Work to do: Only the pictures are omitted; repeat all other data exactly.

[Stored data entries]

══════════════════════════════

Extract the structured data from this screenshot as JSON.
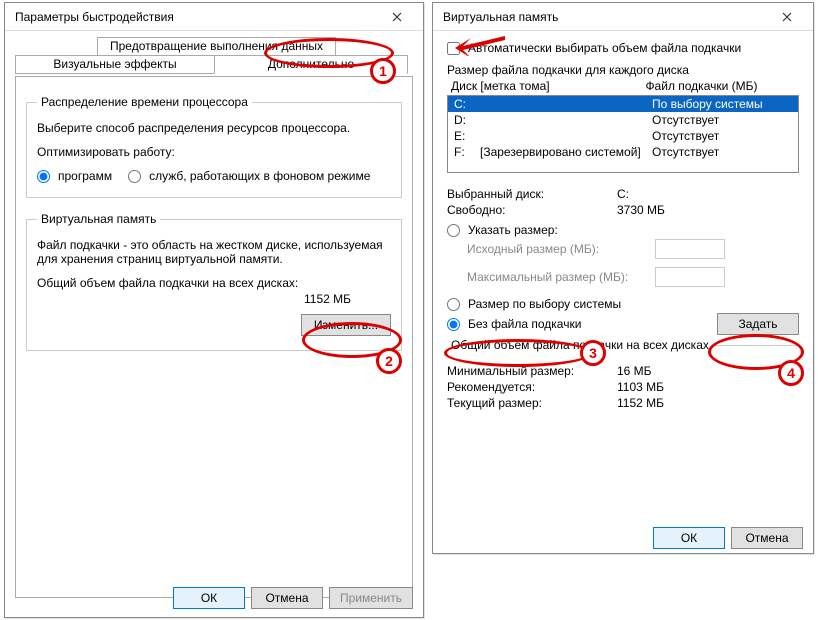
{
  "left": {
    "title": "Параметры быстродействия",
    "tabs": {
      "dep": "Предотвращение выполнения данных",
      "visual": "Визуальные эффекты",
      "advanced": "Дополнительно"
    },
    "cpu_group": {
      "legend": "Распределение времени процессора",
      "desc": "Выберите способ распределения ресурсов процессора.",
      "opt_label": "Оптимизировать работу:",
      "opt_programs": "программ",
      "opt_services": "служб, работающих в фоновом режиме"
    },
    "vm_group": {
      "legend": "Виртуальная память",
      "desc": "Файл подкачки - это область на жестком диске, используемая для хранения страниц виртуальной памяти.",
      "total_label": "Общий объем файла подкачки на всех дисках:",
      "total_value": "1152 МБ",
      "change_btn": "Изменить..."
    },
    "footer": {
      "ok": "ОК",
      "cancel": "Отмена",
      "apply": "Применить"
    }
  },
  "right": {
    "title": "Виртуальная память",
    "auto_label": "Автоматически выбирать объем файла подкачки",
    "list_label": "Размер файла подкачки для каждого диска",
    "headers": {
      "disk": "Диск [метка тома]",
      "file": "Файл подкачки (МБ)"
    },
    "disks": [
      {
        "letter": "C:",
        "label": "",
        "file": "По выбору системы",
        "selected": true
      },
      {
        "letter": "D:",
        "label": "",
        "file": "Отсутствует",
        "selected": false
      },
      {
        "letter": "E:",
        "label": "",
        "file": "Отсутствует",
        "selected": false
      },
      {
        "letter": "F:",
        "label": "[Зарезервировано системой]",
        "file": "Отсутствует",
        "selected": false
      }
    ],
    "selected": {
      "disk_label": "Выбранный диск:",
      "disk_value": "C:",
      "free_label": "Свободно:",
      "free_value": "3730 МБ"
    },
    "opts": {
      "custom": "Указать размер:",
      "init": "Исходный размер (МБ):",
      "max": "Максимальный размер (МБ):",
      "system": "Размер по выбору системы",
      "none": "Без файла подкачки",
      "set_btn": "Задать"
    },
    "totals": {
      "legend": "Общий объем файла подкачки на всех дисках",
      "min_label": "Минимальный размер:",
      "min_value": "16 МБ",
      "rec_label": "Рекомендуется:",
      "rec_value": "1103 МБ",
      "cur_label": "Текущий размер:",
      "cur_value": "1152 МБ"
    },
    "footer": {
      "ok": "ОК",
      "cancel": "Отмена"
    }
  },
  "ann": {
    "n1": "1",
    "n2": "2",
    "n3": "3",
    "n4": "4"
  }
}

══════════════════════════════

Completed task:
Extract the structured data from this screenshot as JSON.
{
  "left": {
    "title": "Параметры быстродействия",
    "tabs": {
      "dep": "Предотвращение выполнения данных",
      "visual": "Визуальные эффекты",
      "advanced": "Дополнительно"
    },
    "cpu_group": {
      "legend": "Распределение времени процессора",
      "desc": "Выберите способ распределения ресурсов процессора.",
      "opt_label": "Оптимизировать работу:",
      "opt_programs": "программ",
      "opt_services": "служб, работающих в фоновом режиме"
    },
    "vm_group": {
      "legend": "Виртуальная память",
      "desc": "Файл подкачки - это область на жестком диске, используемая для хранения страниц виртуальной памяти.",
      "total_label": "Общий объем файла подкачки на всех дисках:",
      "total_value": "1152 МБ",
      "change_btn": "Изменить..."
    },
    "footer": {
      "ok": "ОК",
      "cancel": "Отмена",
      "apply": "Применить"
    }
  },
  "right": {
    "title": "Виртуальная память",
    "auto_label": "Автоматически выбирать объем файла подкачки",
    "list_label": "Размер файла подкачки для каждого диска",
    "headers": {
      "disk": "Диск [метка тома]",
      "file": "Файл подкачки (МБ)"
    },
    "disks": [
      {
        "letter": "C:",
        "label": "",
        "file": "По выбору системы",
        "selected": true
      },
      {
        "letter": "D:",
        "label": "",
        "file": "Отсутствует",
        "selected": false
      },
      {
        "letter": "E:",
        "label": "",
        "file": "Отсутствует",
        "selected": false
      },
      {
        "letter": "F:",
        "label": "[Зарезервировано системой]",
        "file": "Отсутствует",
        "selected": false
      }
    ],
    "selected": {
      "disk_label": "Выбранный диск:",
      "disk_value": "C:",
      "free_label": "Свободно:",
      "free_value": "3730 МБ"
    },
    "opts": {
      "custom": "Указать размер:",
      "init": "Исходный размер (МБ):",
      "max": "Максимальный размер (МБ):",
      "system": "Размер по выбору системы",
      "none": "Без файла подкачки",
      "set_btn": "Задать"
    },
    "totals": {
      "legend": "Общий объем файла подкачки на всех дисках",
      "min_label": "Минимальный размер:",
      "min_value": "16 МБ",
      "rec_label": "Рекомендуется:",
      "rec_value": "1103 МБ",
      "cur_label": "Текущий размер:",
      "cur_value": "1152 МБ"
    },
    "footer": {
      "ok": "ОК",
      "cancel": "Отмена"
    }
  },
  "ann": {
    "n1": "1",
    "n2": "2",
    "n3": "3",
    "n4": "4"
  }
}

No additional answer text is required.